— begin —

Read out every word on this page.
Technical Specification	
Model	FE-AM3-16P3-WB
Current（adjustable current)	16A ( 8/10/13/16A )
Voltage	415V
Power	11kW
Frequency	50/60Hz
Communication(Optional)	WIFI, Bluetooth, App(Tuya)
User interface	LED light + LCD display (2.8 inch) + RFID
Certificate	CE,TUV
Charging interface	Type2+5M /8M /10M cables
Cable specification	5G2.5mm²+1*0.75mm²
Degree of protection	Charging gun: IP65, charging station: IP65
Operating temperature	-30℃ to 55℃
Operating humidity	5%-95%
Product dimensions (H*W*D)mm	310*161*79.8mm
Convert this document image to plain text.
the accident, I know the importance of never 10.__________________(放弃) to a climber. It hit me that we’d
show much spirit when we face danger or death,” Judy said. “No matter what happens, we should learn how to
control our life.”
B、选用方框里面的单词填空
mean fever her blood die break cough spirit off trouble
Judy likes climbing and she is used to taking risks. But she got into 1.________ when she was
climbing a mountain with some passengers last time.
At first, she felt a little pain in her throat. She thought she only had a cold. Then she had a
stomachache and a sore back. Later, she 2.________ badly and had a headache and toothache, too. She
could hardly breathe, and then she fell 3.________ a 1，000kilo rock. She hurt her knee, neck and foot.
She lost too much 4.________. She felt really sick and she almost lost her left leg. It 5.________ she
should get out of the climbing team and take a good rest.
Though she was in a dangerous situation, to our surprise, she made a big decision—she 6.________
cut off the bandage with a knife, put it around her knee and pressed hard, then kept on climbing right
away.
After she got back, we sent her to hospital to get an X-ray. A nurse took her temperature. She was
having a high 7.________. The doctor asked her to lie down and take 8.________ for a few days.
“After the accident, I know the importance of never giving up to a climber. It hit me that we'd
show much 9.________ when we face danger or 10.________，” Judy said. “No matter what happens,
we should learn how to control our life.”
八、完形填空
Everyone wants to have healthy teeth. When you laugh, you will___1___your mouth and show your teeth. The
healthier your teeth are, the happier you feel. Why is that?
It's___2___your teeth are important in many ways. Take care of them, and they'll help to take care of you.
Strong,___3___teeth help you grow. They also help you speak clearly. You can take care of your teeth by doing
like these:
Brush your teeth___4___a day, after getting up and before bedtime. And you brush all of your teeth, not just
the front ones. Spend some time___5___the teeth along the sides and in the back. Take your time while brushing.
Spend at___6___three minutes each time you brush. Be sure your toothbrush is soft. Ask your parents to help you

— end —

• _What the task requires_:
In the entries above, find every line holding the word "temperature" and copy it out.

• _Expected answer_:
Operating temperature	-30℃ to 55℃
After she got back, we sent her to hospital to get an X-ray. A nurse took her temperature. She was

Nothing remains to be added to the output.